* begin *

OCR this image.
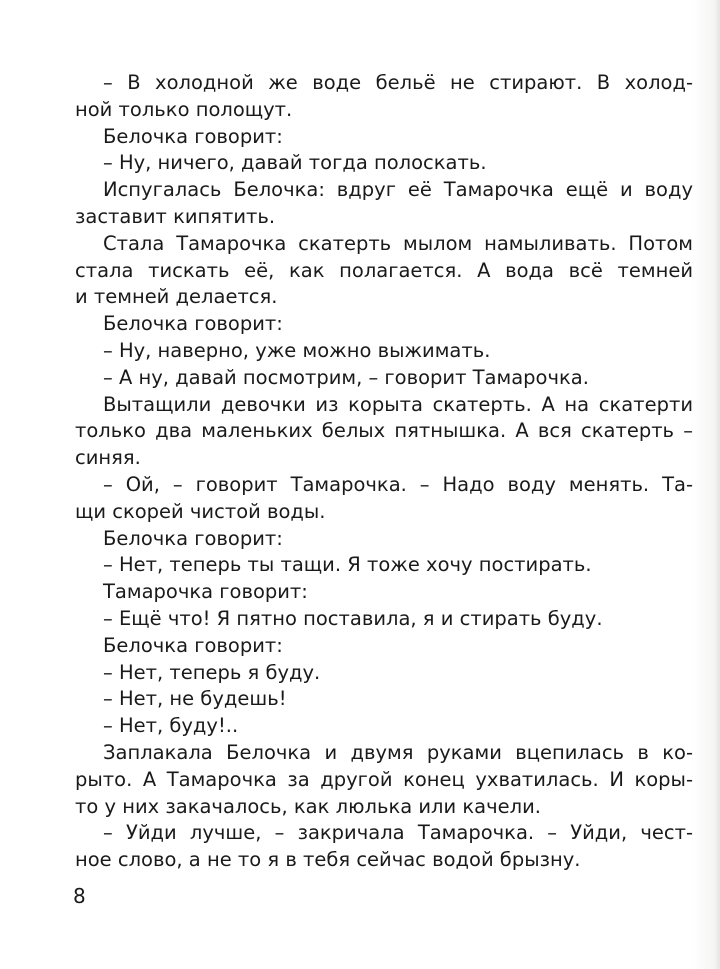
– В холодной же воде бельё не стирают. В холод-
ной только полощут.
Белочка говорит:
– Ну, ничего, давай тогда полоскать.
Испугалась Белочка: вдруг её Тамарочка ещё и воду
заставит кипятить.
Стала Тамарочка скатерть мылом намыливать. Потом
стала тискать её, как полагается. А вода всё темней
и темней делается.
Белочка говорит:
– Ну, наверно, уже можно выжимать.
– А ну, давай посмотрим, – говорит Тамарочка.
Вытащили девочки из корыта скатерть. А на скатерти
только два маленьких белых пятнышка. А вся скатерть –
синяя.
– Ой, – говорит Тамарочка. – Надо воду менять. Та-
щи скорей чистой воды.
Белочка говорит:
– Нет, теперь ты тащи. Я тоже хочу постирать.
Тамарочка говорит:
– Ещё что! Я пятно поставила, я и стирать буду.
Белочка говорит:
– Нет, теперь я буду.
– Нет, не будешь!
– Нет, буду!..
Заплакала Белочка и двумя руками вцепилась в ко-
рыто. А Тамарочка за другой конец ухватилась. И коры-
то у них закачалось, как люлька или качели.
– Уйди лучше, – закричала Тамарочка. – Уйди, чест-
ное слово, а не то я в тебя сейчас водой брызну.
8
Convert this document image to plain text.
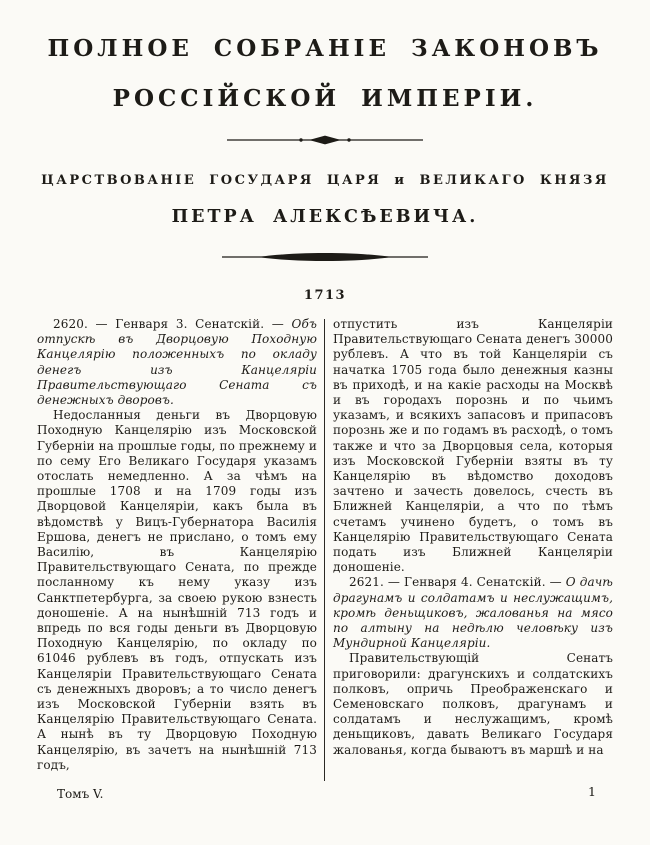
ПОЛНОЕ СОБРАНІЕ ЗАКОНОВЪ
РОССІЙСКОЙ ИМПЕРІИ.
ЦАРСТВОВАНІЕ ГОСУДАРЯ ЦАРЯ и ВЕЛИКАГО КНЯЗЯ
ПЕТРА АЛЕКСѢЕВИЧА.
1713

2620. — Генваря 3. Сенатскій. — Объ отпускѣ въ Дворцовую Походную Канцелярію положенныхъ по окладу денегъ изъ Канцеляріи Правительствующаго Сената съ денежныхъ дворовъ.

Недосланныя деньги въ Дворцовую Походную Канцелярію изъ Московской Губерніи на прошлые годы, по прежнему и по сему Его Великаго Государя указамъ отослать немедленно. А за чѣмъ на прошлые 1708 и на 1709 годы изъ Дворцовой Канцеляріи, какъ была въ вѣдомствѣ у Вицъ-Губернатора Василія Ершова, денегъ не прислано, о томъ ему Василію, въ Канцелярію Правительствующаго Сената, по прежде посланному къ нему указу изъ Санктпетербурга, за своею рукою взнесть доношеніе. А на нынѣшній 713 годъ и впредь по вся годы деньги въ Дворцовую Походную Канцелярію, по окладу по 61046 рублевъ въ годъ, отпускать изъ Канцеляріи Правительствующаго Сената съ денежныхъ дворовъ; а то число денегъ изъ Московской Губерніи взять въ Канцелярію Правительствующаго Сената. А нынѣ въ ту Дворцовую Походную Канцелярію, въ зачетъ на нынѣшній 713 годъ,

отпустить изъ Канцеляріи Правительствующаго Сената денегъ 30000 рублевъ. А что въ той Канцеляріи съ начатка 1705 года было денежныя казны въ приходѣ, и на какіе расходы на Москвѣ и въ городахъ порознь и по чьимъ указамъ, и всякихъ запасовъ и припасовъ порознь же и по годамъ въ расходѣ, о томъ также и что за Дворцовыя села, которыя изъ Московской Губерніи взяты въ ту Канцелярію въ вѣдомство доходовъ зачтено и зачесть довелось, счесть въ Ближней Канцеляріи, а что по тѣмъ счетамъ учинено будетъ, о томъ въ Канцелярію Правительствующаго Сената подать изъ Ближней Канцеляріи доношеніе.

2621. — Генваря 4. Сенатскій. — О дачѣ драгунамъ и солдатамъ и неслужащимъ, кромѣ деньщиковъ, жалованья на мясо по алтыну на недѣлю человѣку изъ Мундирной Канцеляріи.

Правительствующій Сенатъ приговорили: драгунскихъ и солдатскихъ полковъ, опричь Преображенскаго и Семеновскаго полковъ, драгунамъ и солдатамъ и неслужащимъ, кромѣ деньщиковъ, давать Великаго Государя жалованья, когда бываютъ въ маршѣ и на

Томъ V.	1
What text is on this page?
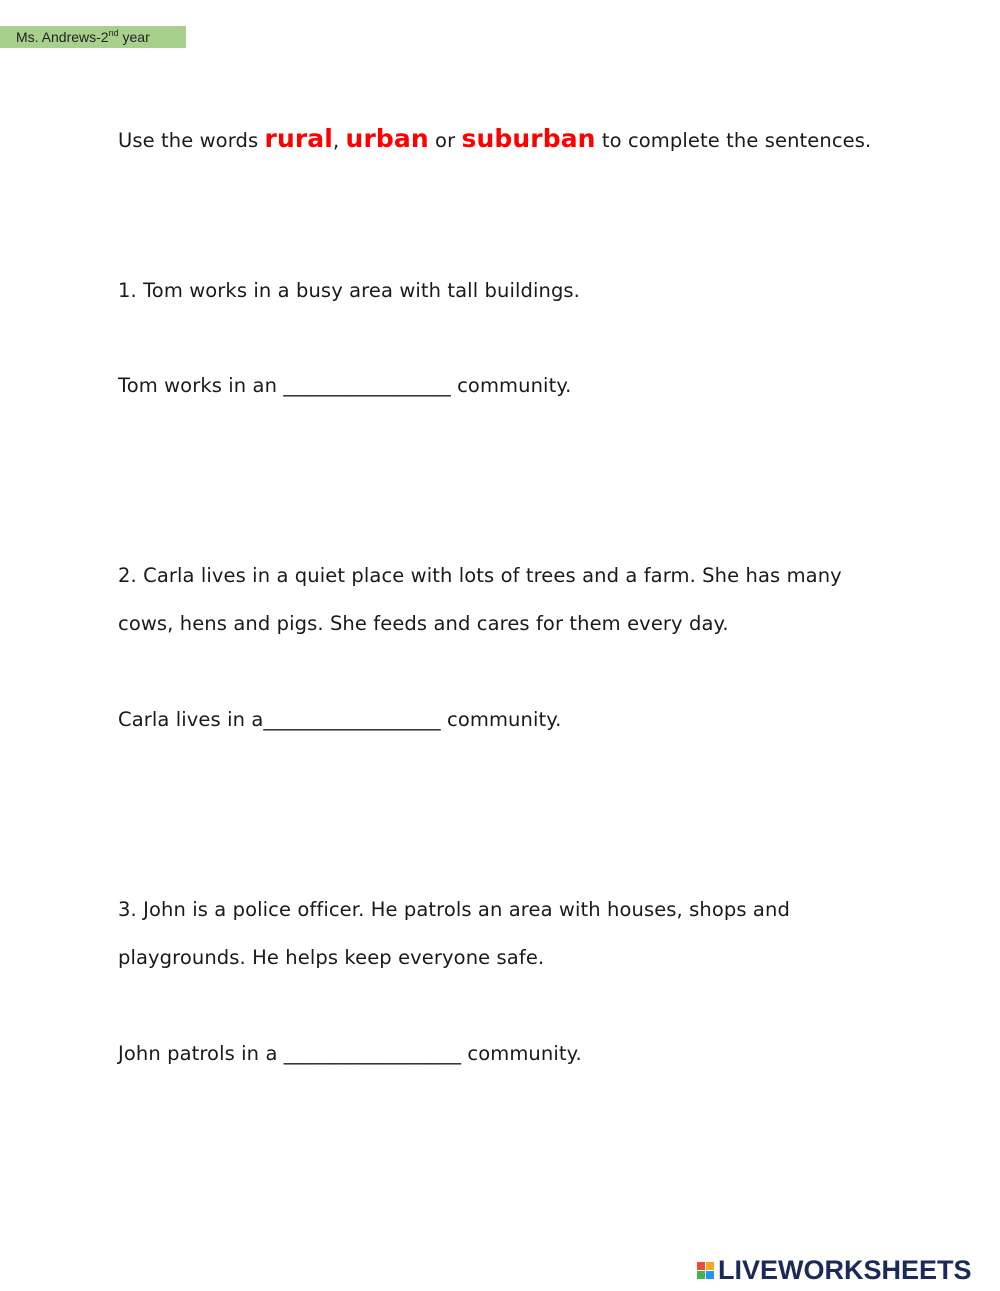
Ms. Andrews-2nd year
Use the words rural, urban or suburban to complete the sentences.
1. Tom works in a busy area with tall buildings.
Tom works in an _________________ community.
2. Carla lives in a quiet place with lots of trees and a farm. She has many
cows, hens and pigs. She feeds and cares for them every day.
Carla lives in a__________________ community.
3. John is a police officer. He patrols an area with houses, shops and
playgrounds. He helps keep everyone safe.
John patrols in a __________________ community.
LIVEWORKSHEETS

* end *

### [Exercise goal]
Of the lines in the material, how many contain the word "драгунамъ"? Reply with the number and nothing else.

### [Response]
2